Exercise: Leave out the pictures and reproduce all of the data exactly.

[Transcript data for document pages]

--*--

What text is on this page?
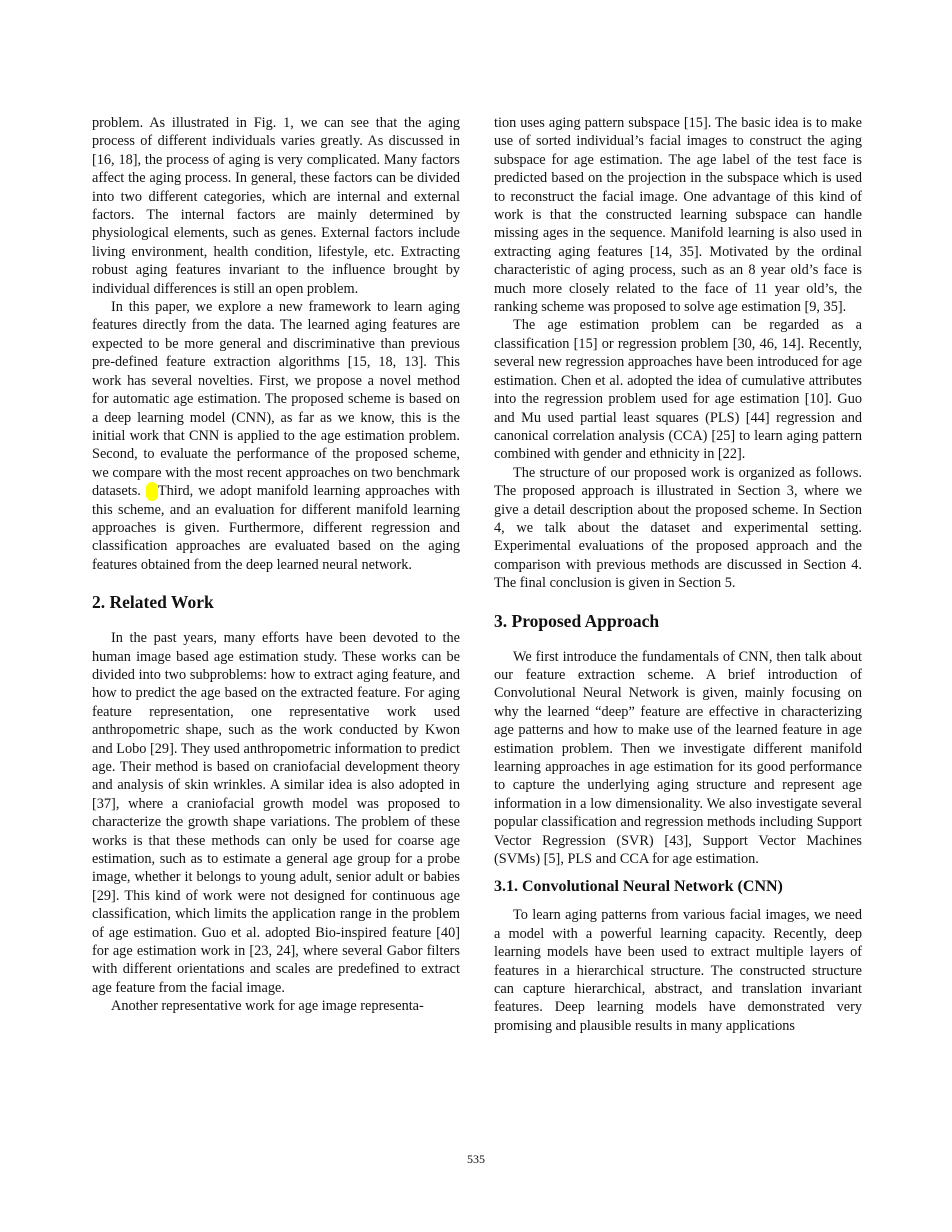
problem. As illustrated in Fig. 1, we can see that the aging process of different individuals varies greatly. As discussed in [16, 18], the process of aging is very complicated. Many factors affect the aging process. In general, these factors can be divided into two different categories, which are internal and external factors. The internal factors are mainly determined by physiological elements, such as genes. External factors include living environment, health condition, lifestyle, etc. Extracting robust aging features invariant to the influence brought by individual differences is still an open problem.

In this paper, we explore a new framework to learn aging features directly from the data. The learned aging features are expected to be more general and discriminative than previous pre-defined feature extraction algorithms [15, 18, 13]. This work has several novelties. First, we propose a novel method for automatic age estimation. The proposed scheme is based on a deep learning model (CNN), as far as we know, this is the initial work that CNN is applied to the age estimation problem. Second, to evaluate the performance of the proposed scheme, we compare with the most recent approaches on two benchmark datasets. Third, we adopt manifold learning approaches with this scheme, and an evaluation for different manifold learning approaches is given. Furthermore, different regression and classification approaches are evaluated based on the aging features obtained from the deep learned neural network.

2. Related Work

In the past years, many efforts have been devoted to the human image based age estimation study. These works can be divided into two subproblems: how to extract aging feature, and how to predict the age based on the extracted feature. For aging feature representation, one representative work used anthropometric shape, such as the work conducted by Kwon and Lobo [29]. They used anthropometric information to predict age. Their method is based on craniofacial development theory and analysis of skin wrinkles. A similar idea is also adopted in [37], where a craniofacial growth model was proposed to characterize the growth shape variations. The problem of these works is that these methods can only be used for coarse age estimation, such as to estimate a general age group for a probe image, whether it belongs to young adult, senior adult or babies [29]. This kind of work were not designed for continuous age classification, which limits the application range in the problem of age estimation. Guo et al. adopted Bio-inspired feature [40] for age estimation work in [23, 24], where several Gabor filters with different orientations and scales are predefined to extract age feature from the facial image.

Another representative work for age image representa-

tion uses aging pattern subspace [15]. The basic idea is to make use of sorted individual’s facial images to construct the aging subspace for age estimation. The age label of the test face is predicted based on the projection in the subspace which is used to reconstruct the facial image. One advantage of this kind of work is that the constructed learning subspace can handle missing ages in the sequence. Manifold learning is also used in extracting aging features [14, 35]. Motivated by the ordinal characteristic of aging process, such as an 8 year old’s face is much more closely related to the face of 11 year old’s, the ranking scheme was proposed to solve age estimation [9, 35].

The age estimation problem can be regarded as a classification [15] or regression problem [30, 46, 14]. Recently, several new regression approaches have been introduced for age estimation. Chen et al. adopted the idea of cumulative attributes into the regression problem used for age estimation [10]. Guo and Mu used partial least squares (PLS) [44] regression and canonical correlation analysis (CCA) [25] to learn aging pattern combined with gender and ethnicity in [22].

The structure of our proposed work is organized as follows. The proposed approach is illustrated in Section 3, where we give a detail description about the proposed scheme. In Section 4, we talk about the dataset and experimental setting. Experimental evaluations of the proposed approach and the comparison with previous methods are discussed in Section 4. The final conclusion is given in Section 5.

3. Proposed Approach

We first introduce the fundamentals of CNN, then talk about our feature extraction scheme. A brief introduction of Convolutional Neural Network is given, mainly focusing on why the learned “deep” feature are effective in characterizing age patterns and how to make use of the learned feature in age estimation problem. Then we investigate different manifold learning approaches in age estimation for its good performance to capture the underlying aging structure and represent age information in a low dimensionality. We also investigate several popular classification and regression methods including Support Vector Regression (SVR) [43], Support Vector Machines (SVMs) [5], PLS and CCA for age estimation.

3.1. Convolutional Neural Network (CNN)

To learn aging patterns from various facial images, we need a model with a powerful learning capacity. Recently, deep learning models have been used to extract multiple layers of features in a hierarchical structure. The constructed structure can capture hierarchical, abstract, and translation invariant features. Deep learning models have demonstrated very promising and plausible results in many applications

535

--*--

Exercise response:
What text is on this page?
problem. As illustrated in Fig. 1, we can see that the aging process of different individuals varies greatly. As discussed in [16, 18], the process of aging is very complicated. Many factors affect the aging process. In general, these factors can be divided into two different categories, which are internal and external factors. The internal factors are mainly determined by physiological elements, such as genes. External factors include living environment, health condition, lifestyle, etc. Extracting robust aging features invariant to the influence brought by individual differences is still an open problem.

In this paper, we explore a new framework to learn aging features directly from the data. The learned aging features are expected to be more general and discriminative than previous pre-defined feature extraction algorithms [15, 18, 13]. This work has several novelties. First, we propose a novel method for automatic age estimation. The proposed scheme is based on a deep learning model (CNN), as far as we know, this is the initial work that CNN is applied to the age estimation problem. Second, to evaluate the performance of the proposed scheme, we compare with the most recent approaches on two benchmark datasets. Third, we adopt manifold learning approaches with this scheme, and an evaluation for different manifold learning approaches is given. Furthermore, different regression and classification approaches are evaluated based on the aging features obtained from the deep learned neural network.

2. Related Work

In the past years, many efforts have been devoted to the human image based age estimation study. These works can be divided into two subproblems: how to extract aging feature, and how to predict the age based on the extracted feature. For aging feature representation, one representative work used anthropometric shape, such as the work conducted by Kwon and Lobo [29]. They used anthropometric information to predict age. Their method is based on craniofacial development theory and analysis of skin wrinkles. A similar idea is also adopted in [37], where a craniofacial growth model was proposed to characterize the growth shape variations. The problem of these works is that these methods can only be used for coarse age estimation, such as to estimate a general age group for a probe image, whether it belongs to young adult, senior adult or babies [29]. This kind of work were not designed for continuous age classification, which limits the application range in the problem of age estimation. Guo et al. adopted Bio-inspired feature [40] for age estimation work in [23, 24], where several Gabor filters with different orientations and scales are predefined to extract age feature from the facial image.

Another representative work for age image representa-

tion uses aging pattern subspace [15]. The basic idea is to make use of sorted individual’s facial images to construct the aging subspace for age estimation. The age label of the test face is predicted based on the projection in the subspace which is used to reconstruct the facial image. One advantage of this kind of work is that the constructed learning subspace can handle missing ages in the sequence. Manifold learning is also used in extracting aging features [14, 35]. Motivated by the ordinal characteristic of aging process, such as an 8 year old’s face is much more closely related to the face of 11 year old’s, the ranking scheme was proposed to solve age estimation [9, 35].

The age estimation problem can be regarded as a classification [15] or regression problem [30, 46, 14]. Recently, several new regression approaches have been introduced for age estimation. Chen et al. adopted the idea of cumulative attributes into the regression problem used for age estimation [10]. Guo and Mu used partial least squares (PLS) [44] regression and canonical correlation analysis (CCA) [25] to learn aging pattern combined with gender and ethnicity in [22].

The structure of our proposed work is organized as follows. The proposed approach is illustrated in Section 3, where we give a detail description about the proposed scheme. In Section 4, we talk about the dataset and experimental setting. Experimental evaluations of the proposed approach and the comparison with previous methods are discussed in Section 4. The final conclusion is given in Section 5.

3. Proposed Approach

We first introduce the fundamentals of CNN, then talk about our feature extraction scheme. A brief introduction of Convolutional Neural Network is given, mainly focusing on why the learned “deep” feature are effective in characterizing age patterns and how to make use of the learned feature in age estimation problem. Then we investigate different manifold learning approaches in age estimation for its good performance to capture the underlying aging structure and represent age information in a low dimensionality. We also investigate several popular classification and regression methods including Support Vector Regression (SVR) [43], Support Vector Machines (SVMs) [5], PLS and CCA for age estimation.

3.1. Convolutional Neural Network (CNN)

To learn aging patterns from various facial images, we need a model with a powerful learning capacity. Recently, deep learning models have been used to extract multiple layers of features in a hierarchical structure. The constructed structure can capture hierarchical, abstract, and translation invariant features. Deep learning models have demonstrated very promising and plausible results in many applications

535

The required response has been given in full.